[A run of records]

──────────────────────────────

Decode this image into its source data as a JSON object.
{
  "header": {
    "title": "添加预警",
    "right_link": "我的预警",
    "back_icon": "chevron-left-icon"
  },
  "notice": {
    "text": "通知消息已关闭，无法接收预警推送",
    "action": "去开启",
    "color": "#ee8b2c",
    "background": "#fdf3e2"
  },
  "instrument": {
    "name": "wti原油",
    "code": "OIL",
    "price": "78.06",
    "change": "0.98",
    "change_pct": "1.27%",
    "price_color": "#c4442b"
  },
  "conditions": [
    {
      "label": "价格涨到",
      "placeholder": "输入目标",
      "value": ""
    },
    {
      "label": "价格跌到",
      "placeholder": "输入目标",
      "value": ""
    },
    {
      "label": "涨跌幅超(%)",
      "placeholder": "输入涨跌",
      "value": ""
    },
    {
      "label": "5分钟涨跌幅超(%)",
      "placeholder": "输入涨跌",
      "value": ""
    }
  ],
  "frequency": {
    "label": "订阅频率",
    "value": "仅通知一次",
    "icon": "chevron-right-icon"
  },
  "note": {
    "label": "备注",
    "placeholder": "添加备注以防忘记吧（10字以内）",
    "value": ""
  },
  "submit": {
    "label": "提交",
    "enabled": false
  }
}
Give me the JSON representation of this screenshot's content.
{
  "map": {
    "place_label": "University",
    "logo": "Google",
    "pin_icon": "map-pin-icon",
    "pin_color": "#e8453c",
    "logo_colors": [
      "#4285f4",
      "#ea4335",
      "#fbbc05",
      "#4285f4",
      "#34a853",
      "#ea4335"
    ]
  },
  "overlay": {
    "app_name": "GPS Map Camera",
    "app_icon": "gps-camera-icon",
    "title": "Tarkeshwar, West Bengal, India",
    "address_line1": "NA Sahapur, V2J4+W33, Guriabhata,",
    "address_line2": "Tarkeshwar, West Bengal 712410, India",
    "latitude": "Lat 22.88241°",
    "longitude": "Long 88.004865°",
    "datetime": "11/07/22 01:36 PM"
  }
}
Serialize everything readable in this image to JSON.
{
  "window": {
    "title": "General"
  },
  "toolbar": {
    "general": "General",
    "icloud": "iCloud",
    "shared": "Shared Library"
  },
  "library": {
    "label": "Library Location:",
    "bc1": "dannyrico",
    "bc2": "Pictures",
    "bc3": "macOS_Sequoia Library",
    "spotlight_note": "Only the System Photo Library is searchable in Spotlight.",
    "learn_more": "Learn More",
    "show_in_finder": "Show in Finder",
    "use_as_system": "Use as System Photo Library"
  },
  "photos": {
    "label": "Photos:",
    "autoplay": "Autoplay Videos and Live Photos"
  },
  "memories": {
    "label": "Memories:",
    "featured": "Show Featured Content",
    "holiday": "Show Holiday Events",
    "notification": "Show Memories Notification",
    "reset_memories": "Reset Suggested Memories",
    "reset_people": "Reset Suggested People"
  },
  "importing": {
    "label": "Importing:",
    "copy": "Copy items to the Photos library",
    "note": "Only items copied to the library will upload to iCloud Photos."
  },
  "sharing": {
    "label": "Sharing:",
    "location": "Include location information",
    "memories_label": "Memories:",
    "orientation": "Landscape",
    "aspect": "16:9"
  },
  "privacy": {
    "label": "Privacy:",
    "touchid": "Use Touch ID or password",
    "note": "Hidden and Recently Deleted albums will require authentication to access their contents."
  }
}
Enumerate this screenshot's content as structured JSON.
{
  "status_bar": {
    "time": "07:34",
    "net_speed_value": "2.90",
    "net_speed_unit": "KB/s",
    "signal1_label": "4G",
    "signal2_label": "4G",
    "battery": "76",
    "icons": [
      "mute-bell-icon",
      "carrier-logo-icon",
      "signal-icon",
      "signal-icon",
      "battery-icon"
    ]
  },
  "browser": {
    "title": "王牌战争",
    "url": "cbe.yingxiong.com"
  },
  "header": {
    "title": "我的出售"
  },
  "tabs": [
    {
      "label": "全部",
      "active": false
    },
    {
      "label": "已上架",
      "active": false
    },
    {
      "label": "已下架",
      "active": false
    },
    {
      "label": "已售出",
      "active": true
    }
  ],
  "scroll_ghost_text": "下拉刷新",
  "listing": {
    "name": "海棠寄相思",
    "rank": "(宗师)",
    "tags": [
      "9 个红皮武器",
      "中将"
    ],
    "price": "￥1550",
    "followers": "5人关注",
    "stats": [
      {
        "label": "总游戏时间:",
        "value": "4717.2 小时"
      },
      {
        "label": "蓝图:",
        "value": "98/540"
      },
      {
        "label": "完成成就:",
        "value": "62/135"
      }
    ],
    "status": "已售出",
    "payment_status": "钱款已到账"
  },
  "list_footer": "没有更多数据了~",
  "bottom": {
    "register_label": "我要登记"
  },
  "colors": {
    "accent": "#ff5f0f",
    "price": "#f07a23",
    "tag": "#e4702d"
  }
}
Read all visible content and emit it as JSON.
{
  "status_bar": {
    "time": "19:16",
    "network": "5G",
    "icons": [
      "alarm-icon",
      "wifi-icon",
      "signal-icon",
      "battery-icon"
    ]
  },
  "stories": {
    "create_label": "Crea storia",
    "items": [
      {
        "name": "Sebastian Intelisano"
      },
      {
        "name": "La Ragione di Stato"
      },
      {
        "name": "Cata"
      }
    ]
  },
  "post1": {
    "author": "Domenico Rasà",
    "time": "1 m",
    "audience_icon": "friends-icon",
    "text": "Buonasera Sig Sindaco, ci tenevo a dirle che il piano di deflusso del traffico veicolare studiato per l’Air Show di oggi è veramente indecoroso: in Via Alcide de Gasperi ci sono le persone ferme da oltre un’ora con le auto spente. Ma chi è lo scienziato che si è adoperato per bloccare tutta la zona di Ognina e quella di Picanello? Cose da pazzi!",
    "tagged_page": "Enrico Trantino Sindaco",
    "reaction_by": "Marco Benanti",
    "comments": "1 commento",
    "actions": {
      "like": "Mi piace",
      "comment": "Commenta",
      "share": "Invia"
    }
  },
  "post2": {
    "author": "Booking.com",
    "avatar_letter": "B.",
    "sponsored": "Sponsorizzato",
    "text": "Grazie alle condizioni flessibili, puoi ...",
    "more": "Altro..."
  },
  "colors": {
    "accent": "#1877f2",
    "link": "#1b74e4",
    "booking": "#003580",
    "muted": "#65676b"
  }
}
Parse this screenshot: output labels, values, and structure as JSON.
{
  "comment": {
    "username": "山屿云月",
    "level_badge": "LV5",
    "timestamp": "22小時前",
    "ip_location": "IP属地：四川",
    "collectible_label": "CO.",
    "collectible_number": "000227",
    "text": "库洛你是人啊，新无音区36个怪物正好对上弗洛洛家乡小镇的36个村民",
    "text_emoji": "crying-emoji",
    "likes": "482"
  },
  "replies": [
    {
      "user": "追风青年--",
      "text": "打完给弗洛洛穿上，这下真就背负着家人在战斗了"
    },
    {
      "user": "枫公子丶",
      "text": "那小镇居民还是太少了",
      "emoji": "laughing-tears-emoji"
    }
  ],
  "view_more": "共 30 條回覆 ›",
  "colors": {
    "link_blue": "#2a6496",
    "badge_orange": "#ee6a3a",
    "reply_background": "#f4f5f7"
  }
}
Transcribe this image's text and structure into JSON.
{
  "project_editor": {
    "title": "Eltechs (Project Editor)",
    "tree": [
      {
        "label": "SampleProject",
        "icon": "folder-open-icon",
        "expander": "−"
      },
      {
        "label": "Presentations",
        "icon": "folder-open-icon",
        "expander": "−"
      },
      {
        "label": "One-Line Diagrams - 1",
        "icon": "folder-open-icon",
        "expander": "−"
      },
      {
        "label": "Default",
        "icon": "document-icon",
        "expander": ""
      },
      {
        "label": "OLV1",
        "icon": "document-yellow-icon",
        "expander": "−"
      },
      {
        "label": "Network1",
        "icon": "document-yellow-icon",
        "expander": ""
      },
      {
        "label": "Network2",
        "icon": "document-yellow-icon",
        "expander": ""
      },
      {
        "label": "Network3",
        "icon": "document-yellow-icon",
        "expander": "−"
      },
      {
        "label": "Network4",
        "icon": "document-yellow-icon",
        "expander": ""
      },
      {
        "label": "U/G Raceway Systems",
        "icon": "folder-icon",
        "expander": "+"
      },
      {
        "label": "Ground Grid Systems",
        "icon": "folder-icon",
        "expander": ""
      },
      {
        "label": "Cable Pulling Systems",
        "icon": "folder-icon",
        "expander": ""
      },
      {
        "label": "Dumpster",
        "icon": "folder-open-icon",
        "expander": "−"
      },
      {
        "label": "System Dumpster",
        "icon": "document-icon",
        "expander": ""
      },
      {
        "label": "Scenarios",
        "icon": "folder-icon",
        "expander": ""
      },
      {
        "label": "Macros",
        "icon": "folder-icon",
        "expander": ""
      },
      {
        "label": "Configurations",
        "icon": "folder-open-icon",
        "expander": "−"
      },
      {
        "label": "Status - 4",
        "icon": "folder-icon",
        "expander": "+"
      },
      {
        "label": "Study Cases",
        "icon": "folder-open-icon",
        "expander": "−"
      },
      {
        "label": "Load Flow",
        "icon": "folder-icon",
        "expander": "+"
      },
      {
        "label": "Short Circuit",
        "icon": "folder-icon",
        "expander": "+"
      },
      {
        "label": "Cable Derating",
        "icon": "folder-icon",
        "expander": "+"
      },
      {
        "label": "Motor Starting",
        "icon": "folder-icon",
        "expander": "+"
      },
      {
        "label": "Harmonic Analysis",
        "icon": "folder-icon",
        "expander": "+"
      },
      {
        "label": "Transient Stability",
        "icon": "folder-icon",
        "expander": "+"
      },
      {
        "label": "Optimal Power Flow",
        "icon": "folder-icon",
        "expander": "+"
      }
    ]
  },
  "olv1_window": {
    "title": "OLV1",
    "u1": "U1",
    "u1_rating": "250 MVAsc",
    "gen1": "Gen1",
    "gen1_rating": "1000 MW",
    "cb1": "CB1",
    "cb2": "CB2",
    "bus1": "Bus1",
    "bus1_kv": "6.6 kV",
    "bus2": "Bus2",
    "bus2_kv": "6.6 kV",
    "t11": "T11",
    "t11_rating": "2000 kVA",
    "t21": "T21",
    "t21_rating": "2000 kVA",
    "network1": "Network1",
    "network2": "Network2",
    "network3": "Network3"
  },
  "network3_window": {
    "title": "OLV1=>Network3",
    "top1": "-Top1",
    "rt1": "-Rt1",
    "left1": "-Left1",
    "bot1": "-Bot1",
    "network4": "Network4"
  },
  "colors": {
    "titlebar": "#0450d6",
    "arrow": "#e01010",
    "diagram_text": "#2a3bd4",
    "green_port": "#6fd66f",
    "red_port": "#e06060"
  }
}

──────────────────────────────

- [EXERCISE TASK]: Find each line holding the string "Cable" and copy it out.

- [EXERCISE RESULT]:
        "label": "Cable Pulling Systems",
        "label": "Cable Derating",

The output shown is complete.